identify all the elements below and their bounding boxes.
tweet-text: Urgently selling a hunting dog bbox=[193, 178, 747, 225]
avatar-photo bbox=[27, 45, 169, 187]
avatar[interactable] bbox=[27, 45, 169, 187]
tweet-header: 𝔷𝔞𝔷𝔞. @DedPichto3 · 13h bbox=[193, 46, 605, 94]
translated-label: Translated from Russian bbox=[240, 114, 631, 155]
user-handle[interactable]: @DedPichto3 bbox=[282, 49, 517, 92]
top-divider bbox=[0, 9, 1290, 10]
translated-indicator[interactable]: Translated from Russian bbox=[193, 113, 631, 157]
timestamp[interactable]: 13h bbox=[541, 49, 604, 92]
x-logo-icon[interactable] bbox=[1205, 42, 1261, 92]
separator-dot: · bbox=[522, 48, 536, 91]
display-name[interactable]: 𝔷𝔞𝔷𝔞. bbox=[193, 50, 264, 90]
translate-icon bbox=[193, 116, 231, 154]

☆ ☆ ☆ ☆

TASK TO CARRY OUT
Rewrite the stretch from the start of the material through the line containing "separator-dot: · bbox=[522, 48, 536, 91]" as a numbered list, omitting blank lines.

TASK SOLUTION
1. identify all the elements below and their bounding boxes.
2. tweet-text: Urgently selling a hunting dog bbox=[193, 178, 747, 225]
3. avatar-photo bbox=[27, 45, 169, 187]
4. avatar[interactable] bbox=[27, 45, 169, 187]
5. tweet-header: 𝔷𝔞𝔷𝔞. @DedPichto3 · 13h bbox=[193, 46, 605, 94]
6. translated-label: Translated from Russian bbox=[240, 114, 631, 155]
7. user-handle[interactable]: @DedPichto3 bbox=[282, 49, 517, 92]
8. top-divider bbox=[0, 9, 1290, 10]
9. translated-indicator[interactable]: Translated from Russian bbox=[193, 113, 631, 157]
10. timestamp[interactable]: 13h bbox=[541, 49, 604, 92]
11. x-logo-icon[interactable] bbox=[1205, 42, 1261, 92]
12. separator-dot: · bbox=[522, 48, 536, 91]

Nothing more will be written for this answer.